_Task objective_
Every line that includes the word "follower" is to be listed.
━━━━━━━━━━━━━━━━━━━━━━━━━━━━━━
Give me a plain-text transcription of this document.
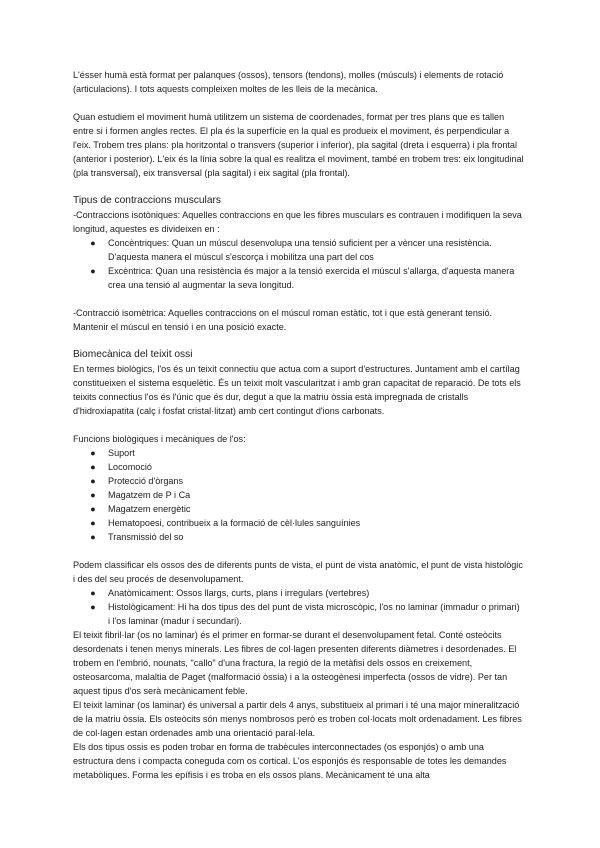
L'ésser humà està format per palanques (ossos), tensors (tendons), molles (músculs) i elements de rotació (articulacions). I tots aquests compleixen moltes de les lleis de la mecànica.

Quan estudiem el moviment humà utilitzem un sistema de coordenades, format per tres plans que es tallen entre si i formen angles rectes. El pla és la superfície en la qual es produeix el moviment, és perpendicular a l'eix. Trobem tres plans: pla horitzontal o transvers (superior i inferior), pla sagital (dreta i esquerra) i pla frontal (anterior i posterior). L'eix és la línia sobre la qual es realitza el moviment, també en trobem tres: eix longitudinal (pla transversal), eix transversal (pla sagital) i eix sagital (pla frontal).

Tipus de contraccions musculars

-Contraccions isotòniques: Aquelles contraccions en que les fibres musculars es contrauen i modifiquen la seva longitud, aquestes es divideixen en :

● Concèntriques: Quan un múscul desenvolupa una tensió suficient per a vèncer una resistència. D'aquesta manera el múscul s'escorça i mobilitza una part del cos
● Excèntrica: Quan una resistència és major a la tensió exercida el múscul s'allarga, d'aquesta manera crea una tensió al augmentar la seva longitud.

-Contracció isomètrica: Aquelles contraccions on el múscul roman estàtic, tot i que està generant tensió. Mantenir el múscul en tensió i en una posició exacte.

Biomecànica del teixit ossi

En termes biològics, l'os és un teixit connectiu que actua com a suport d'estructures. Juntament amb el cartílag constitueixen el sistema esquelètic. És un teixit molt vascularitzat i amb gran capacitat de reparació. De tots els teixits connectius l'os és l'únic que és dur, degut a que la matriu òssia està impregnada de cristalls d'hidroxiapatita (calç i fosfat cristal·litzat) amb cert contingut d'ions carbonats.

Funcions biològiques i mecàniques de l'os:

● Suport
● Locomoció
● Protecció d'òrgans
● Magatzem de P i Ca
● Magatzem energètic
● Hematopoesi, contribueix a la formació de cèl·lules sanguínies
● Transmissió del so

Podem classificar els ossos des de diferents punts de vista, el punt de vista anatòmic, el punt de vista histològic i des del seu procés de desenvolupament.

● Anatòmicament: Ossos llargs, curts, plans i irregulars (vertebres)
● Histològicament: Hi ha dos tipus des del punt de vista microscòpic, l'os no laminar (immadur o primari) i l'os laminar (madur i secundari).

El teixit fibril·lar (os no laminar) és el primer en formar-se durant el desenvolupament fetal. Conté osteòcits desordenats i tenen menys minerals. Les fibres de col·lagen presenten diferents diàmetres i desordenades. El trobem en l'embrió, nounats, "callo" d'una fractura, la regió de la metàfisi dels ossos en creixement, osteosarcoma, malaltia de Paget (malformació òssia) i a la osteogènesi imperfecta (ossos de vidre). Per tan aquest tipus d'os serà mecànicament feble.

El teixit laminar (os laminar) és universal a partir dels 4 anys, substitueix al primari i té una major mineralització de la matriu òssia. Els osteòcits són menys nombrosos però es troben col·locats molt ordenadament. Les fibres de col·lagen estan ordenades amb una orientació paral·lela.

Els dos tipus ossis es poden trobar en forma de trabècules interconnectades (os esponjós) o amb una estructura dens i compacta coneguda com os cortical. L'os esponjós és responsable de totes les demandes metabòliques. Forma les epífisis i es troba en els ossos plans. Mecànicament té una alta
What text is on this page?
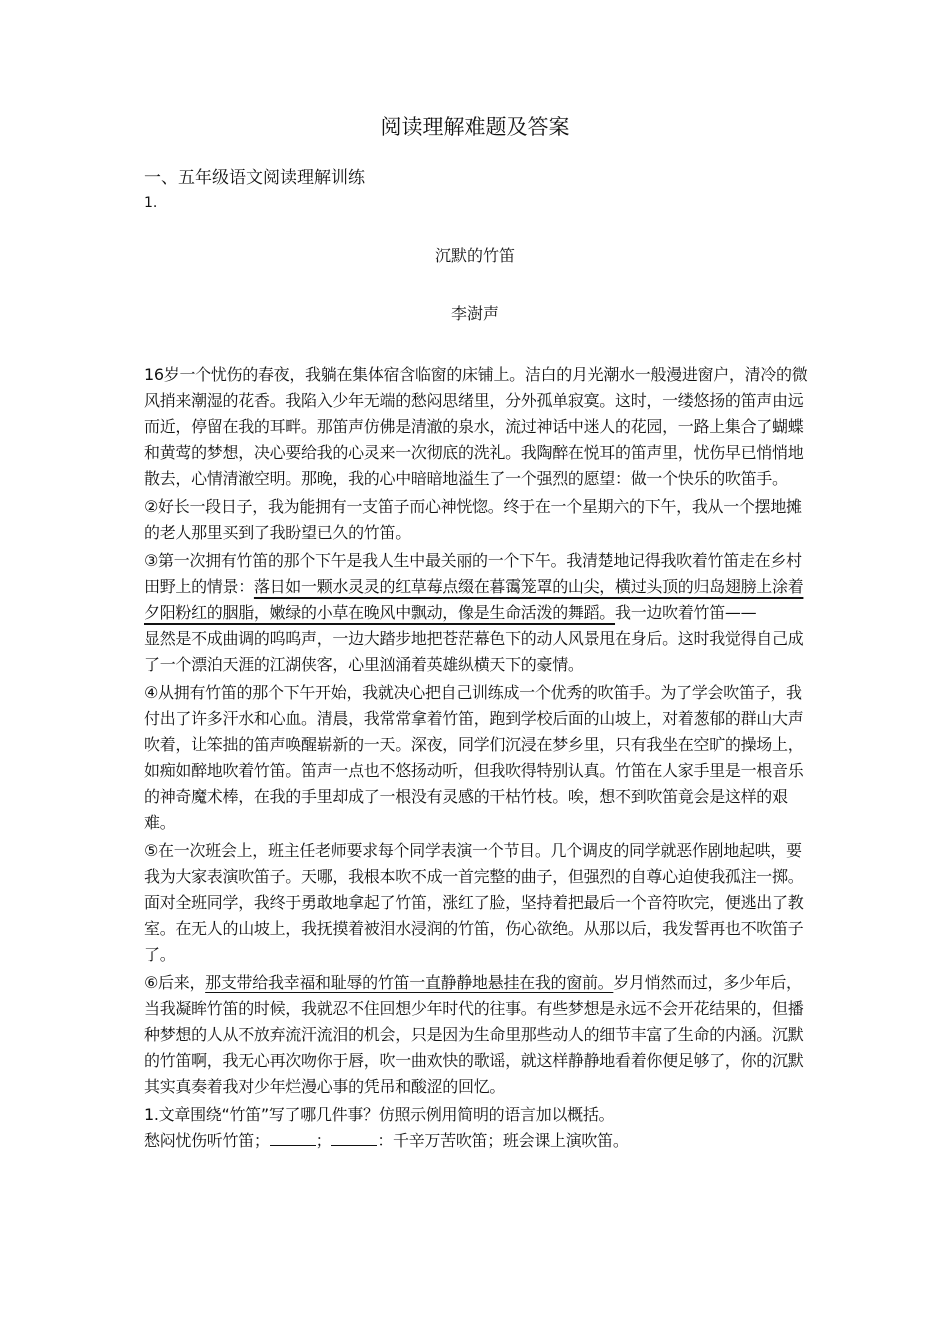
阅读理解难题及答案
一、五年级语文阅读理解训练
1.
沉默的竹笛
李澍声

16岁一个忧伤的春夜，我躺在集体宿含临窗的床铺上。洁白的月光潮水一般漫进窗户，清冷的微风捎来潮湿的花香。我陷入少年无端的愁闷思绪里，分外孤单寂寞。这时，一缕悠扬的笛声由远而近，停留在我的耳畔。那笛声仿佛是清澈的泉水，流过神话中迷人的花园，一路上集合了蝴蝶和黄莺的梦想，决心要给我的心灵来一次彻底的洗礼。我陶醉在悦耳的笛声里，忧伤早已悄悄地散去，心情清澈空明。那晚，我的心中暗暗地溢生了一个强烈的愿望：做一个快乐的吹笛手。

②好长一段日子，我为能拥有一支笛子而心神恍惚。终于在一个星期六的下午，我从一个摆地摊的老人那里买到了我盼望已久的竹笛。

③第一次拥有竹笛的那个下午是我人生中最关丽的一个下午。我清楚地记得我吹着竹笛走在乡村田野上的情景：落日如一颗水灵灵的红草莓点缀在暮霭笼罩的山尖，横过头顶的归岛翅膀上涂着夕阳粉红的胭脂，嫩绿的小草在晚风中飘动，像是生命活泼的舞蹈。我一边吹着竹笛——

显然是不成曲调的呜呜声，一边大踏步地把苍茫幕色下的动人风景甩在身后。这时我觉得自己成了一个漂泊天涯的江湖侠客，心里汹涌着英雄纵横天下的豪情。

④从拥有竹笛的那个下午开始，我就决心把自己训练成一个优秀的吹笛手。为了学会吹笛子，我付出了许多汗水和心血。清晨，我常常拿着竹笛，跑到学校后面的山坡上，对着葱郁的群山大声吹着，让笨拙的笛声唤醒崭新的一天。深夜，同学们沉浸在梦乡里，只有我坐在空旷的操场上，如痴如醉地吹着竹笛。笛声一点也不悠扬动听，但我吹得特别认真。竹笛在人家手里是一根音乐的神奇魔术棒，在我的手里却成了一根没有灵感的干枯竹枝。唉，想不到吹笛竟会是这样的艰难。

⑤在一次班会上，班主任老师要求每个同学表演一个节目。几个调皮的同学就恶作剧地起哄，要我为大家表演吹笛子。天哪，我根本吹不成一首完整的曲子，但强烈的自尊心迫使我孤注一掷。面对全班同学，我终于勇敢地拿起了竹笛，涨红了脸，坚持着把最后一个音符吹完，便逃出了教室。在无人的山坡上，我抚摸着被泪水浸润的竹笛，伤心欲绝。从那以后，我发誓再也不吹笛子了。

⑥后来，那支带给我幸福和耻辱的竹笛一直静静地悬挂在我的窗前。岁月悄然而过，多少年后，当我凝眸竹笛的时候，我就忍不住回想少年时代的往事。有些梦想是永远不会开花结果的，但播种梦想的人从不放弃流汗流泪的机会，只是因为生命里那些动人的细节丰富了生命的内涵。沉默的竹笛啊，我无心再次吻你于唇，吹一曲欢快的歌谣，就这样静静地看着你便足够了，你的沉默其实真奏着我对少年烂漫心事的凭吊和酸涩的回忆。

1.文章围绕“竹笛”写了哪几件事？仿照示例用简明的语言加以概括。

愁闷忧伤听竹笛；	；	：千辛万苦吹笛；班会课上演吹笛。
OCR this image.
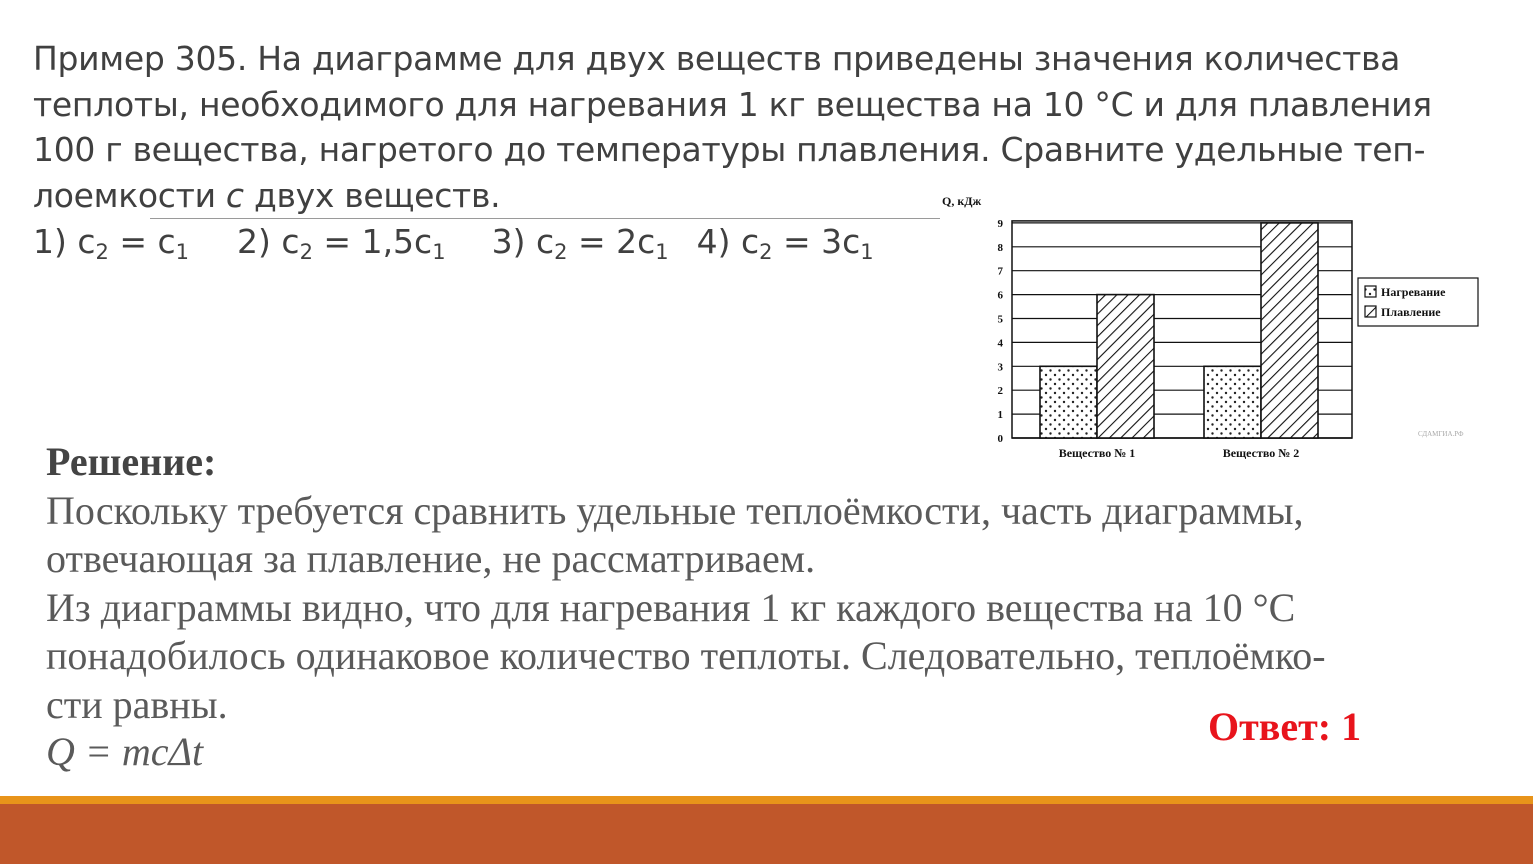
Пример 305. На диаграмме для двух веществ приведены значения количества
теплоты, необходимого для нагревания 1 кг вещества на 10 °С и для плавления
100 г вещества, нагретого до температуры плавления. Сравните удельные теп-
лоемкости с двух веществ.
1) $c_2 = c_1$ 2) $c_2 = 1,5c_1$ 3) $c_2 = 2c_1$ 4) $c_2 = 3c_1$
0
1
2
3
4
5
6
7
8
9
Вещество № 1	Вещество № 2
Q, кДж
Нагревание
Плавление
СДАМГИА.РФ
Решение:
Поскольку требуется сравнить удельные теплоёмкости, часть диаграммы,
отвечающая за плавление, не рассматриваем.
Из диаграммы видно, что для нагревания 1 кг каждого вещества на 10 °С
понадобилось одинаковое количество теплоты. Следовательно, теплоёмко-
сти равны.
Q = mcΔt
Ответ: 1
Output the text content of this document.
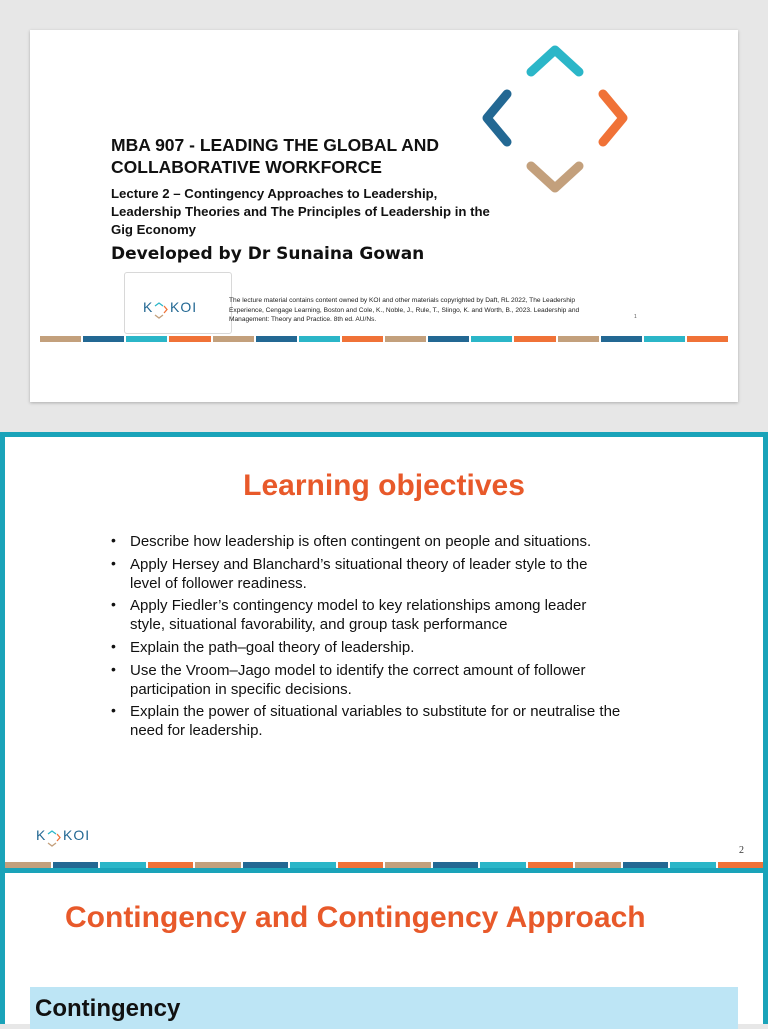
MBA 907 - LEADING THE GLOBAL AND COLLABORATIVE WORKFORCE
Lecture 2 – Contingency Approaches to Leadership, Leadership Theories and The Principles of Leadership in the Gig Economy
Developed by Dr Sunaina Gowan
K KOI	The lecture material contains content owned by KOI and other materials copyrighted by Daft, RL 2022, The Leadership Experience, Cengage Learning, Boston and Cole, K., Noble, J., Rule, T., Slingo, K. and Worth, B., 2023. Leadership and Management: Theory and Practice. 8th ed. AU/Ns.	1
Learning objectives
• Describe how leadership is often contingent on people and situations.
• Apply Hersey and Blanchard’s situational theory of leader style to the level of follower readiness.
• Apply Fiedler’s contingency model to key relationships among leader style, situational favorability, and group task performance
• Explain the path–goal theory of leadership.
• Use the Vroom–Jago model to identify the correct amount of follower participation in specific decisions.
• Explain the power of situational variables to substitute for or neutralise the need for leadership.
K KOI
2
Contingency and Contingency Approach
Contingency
━━━━━━━━━━━━━━━━━━━━━━━━━━━━━━
_Answer_
• Apply Hersey and Blanchard’s situational theory of leader style to the level of follower readiness.
• Use the Vroom–Jago model to identify the correct amount of follower participation in specific decisions.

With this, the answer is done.